» The records:

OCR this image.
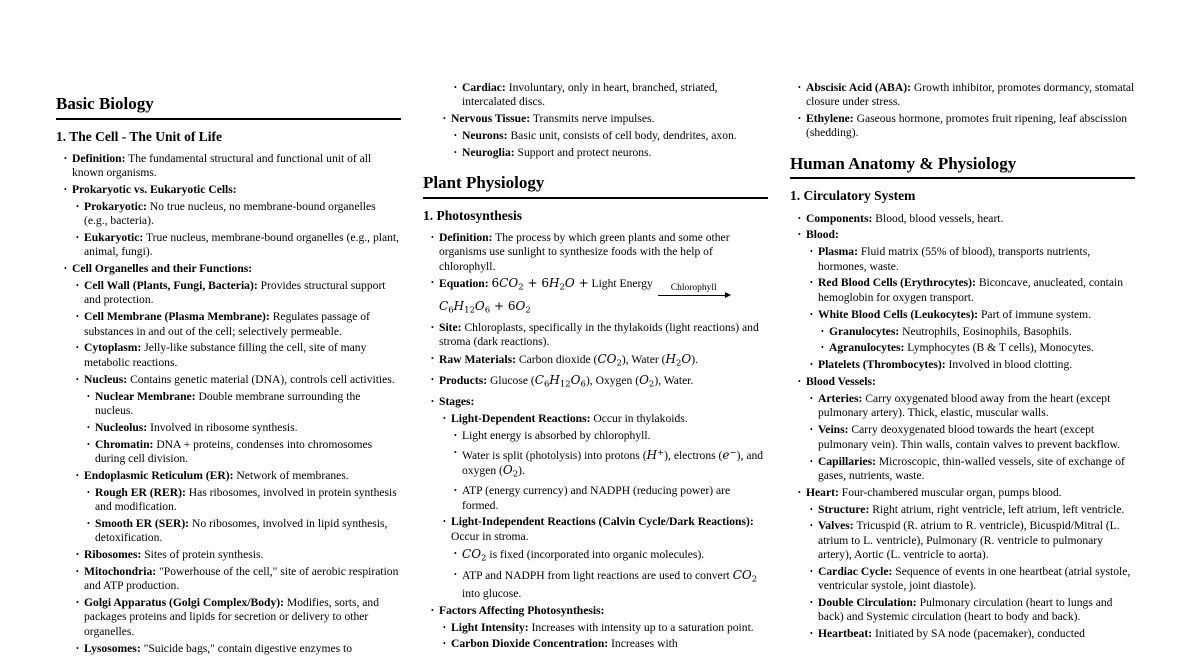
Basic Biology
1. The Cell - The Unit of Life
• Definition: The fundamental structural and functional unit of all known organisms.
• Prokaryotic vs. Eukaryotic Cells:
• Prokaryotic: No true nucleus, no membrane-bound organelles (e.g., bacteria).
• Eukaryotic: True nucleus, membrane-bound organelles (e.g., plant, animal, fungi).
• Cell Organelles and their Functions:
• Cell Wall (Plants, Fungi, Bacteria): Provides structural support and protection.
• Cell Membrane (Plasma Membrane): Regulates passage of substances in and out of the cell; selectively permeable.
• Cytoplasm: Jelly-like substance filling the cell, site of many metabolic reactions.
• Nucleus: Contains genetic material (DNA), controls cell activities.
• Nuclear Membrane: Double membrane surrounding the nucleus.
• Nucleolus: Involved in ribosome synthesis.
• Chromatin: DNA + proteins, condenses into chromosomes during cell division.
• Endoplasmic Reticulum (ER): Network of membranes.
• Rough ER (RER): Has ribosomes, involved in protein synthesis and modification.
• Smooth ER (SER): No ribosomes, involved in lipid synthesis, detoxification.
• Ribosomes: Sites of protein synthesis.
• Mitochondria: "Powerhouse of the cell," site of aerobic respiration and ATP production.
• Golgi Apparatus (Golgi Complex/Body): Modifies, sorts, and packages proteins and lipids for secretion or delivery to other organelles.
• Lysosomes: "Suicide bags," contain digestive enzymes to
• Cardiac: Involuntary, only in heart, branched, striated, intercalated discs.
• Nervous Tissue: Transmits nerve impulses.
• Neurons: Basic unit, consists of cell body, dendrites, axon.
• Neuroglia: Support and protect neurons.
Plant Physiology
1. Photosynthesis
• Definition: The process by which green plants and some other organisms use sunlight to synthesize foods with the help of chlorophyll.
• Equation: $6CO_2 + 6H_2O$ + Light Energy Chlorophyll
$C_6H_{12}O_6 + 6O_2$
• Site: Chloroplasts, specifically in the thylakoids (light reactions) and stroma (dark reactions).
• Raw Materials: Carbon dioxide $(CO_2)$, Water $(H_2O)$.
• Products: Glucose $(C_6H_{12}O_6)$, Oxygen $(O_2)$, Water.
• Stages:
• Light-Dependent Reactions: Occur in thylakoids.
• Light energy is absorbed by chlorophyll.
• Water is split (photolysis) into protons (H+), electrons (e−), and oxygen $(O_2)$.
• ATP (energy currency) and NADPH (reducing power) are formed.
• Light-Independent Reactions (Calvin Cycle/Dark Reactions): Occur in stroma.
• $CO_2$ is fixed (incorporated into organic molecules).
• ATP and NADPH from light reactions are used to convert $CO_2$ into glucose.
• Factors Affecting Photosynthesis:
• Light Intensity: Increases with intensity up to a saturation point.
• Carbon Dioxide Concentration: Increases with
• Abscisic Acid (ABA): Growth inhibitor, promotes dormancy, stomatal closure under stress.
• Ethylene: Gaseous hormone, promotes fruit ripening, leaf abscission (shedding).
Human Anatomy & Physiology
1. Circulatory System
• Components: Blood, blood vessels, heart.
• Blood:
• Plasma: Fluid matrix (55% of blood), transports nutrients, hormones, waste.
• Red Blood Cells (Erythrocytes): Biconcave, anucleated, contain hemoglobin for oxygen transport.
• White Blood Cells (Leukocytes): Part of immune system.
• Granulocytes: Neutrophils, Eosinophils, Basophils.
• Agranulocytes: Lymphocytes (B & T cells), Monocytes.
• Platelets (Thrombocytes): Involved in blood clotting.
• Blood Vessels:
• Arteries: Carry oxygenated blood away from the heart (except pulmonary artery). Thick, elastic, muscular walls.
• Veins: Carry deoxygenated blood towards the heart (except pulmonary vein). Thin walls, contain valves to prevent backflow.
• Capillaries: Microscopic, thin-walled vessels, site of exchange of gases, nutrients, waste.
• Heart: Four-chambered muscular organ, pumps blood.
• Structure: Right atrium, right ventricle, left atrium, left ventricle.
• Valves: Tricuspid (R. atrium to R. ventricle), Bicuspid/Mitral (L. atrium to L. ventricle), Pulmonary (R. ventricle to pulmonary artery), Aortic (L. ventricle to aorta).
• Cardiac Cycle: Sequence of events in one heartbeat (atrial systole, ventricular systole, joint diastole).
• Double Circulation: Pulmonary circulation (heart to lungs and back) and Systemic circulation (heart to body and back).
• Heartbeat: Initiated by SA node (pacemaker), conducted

» Required action: For this exercise, retype the listing above word for word and omit the pictures.

» Output:
OCR this image.
Basic Biology
1. The Cell - The Unit of Life
• Definition: The fundamental structural and functional unit of all known organisms.
• Prokaryotic vs. Eukaryotic Cells:
• Prokaryotic: No true nucleus, no membrane-bound organelles (e.g., bacteria).
• Eukaryotic: True nucleus, membrane-bound organelles (e.g., plant, animal, fungi).
• Cell Organelles and their Functions:
• Cell Wall (Plants, Fungi, Bacteria): Provides structural support and protection.
• Cell Membrane (Plasma Membrane): Regulates passage of substances in and out of the cell; selectively permeable.
• Cytoplasm: Jelly-like substance filling the cell, site of many metabolic reactions.
• Nucleus: Contains genetic material (DNA), controls cell activities.
• Nuclear Membrane: Double membrane surrounding the nucleus.
• Nucleolus: Involved in ribosome synthesis.
• Chromatin: DNA + proteins, condenses into chromosomes during cell division.
• Endoplasmic Reticulum (ER): Network of membranes.
• Rough ER (RER): Has ribosomes, involved in protein synthesis and modification.
• Smooth ER (SER): No ribosomes, involved in lipid synthesis, detoxification.
• Ribosomes: Sites of protein synthesis.
• Mitochondria: "Powerhouse of the cell," site of aerobic respiration and ATP production.
• Golgi Apparatus (Golgi Complex/Body): Modifies, sorts, and packages proteins and lipids for secretion or delivery to other organelles.
• Lysosomes: "Suicide bags," contain digestive enzymes to
• Cardiac: Involuntary, only in heart, branched, striated, intercalated discs.
• Nervous Tissue: Transmits nerve impulses.
• Neurons: Basic unit, consists of cell body, dendrites, axon.
• Neuroglia: Support and protect neurons.
Plant Physiology
1. Photosynthesis
• Definition: The process by which green plants and some other organisms use sunlight to synthesize foods with the help of chlorophyll.
• Equation: $6CO_2 + 6H_2O$ + Light Energy Chlorophyll
$C_6H_{12}O_6 + 6O_2$
• Site: Chloroplasts, specifically in the thylakoids (light reactions) and stroma (dark reactions).
• Raw Materials: Carbon dioxide $(CO_2)$, Water $(H_2O)$.
• Products: Glucose $(C_6H_{12}O_6)$, Oxygen $(O_2)$, Water.
• Stages:
• Light-Dependent Reactions: Occur in thylakoids.
• Light energy is absorbed by chlorophyll.
• Water is split (photolysis) into protons (H+), electrons (e−), and oxygen $(O_2)$.
• ATP (energy currency) and NADPH (reducing power) are formed.
• Light-Independent Reactions (Calvin Cycle/Dark Reactions): Occur in stroma.
• $CO_2$ is fixed (incorporated into organic molecules).
• ATP and NADPH from light reactions are used to convert $CO_2$ into glucose.
• Factors Affecting Photosynthesis:
• Light Intensity: Increases with intensity up to a saturation point.
• Carbon Dioxide Concentration: Increases with
• Abscisic Acid (ABA): Growth inhibitor, promotes dormancy, stomatal closure under stress.
• Ethylene: Gaseous hormone, promotes fruit ripening, leaf abscission (shedding).
Human Anatomy & Physiology
1. Circulatory System
• Components: Blood, blood vessels, heart.
• Blood:
• Plasma: Fluid matrix (55% of blood), transports nutrients, hormones, waste.
• Red Blood Cells (Erythrocytes): Biconcave, anucleated, contain hemoglobin for oxygen transport.
• White Blood Cells (Leukocytes): Part of immune system.
• Granulocytes: Neutrophils, Eosinophils, Basophils.
• Agranulocytes: Lymphocytes (B & T cells), Monocytes.
• Platelets (Thrombocytes): Involved in blood clotting.
• Blood Vessels:
• Arteries: Carry oxygenated blood away from the heart (except pulmonary artery). Thick, elastic, muscular walls.
• Veins: Carry deoxygenated blood towards the heart (except pulmonary vein). Thin walls, contain valves to prevent backflow.
• Capillaries: Microscopic, thin-walled vessels, site of exchange of gases, nutrients, waste.
• Heart: Four-chambered muscular organ, pumps blood.
• Structure: Right atrium, right ventricle, left atrium, left ventricle.
• Valves: Tricuspid (R. atrium to R. ventricle), Bicuspid/Mitral (L. atrium to L. ventricle), Pulmonary (R. ventricle to pulmonary artery), Aortic (L. ventricle to aorta).
• Cardiac Cycle: Sequence of events in one heartbeat (atrial systole, ventricular systole, joint diastole).
• Double Circulation: Pulmonary circulation (heart to lungs and back) and Systemic circulation (heart to body and back).
• Heartbeat: Initiated by SA node (pacemaker), conducted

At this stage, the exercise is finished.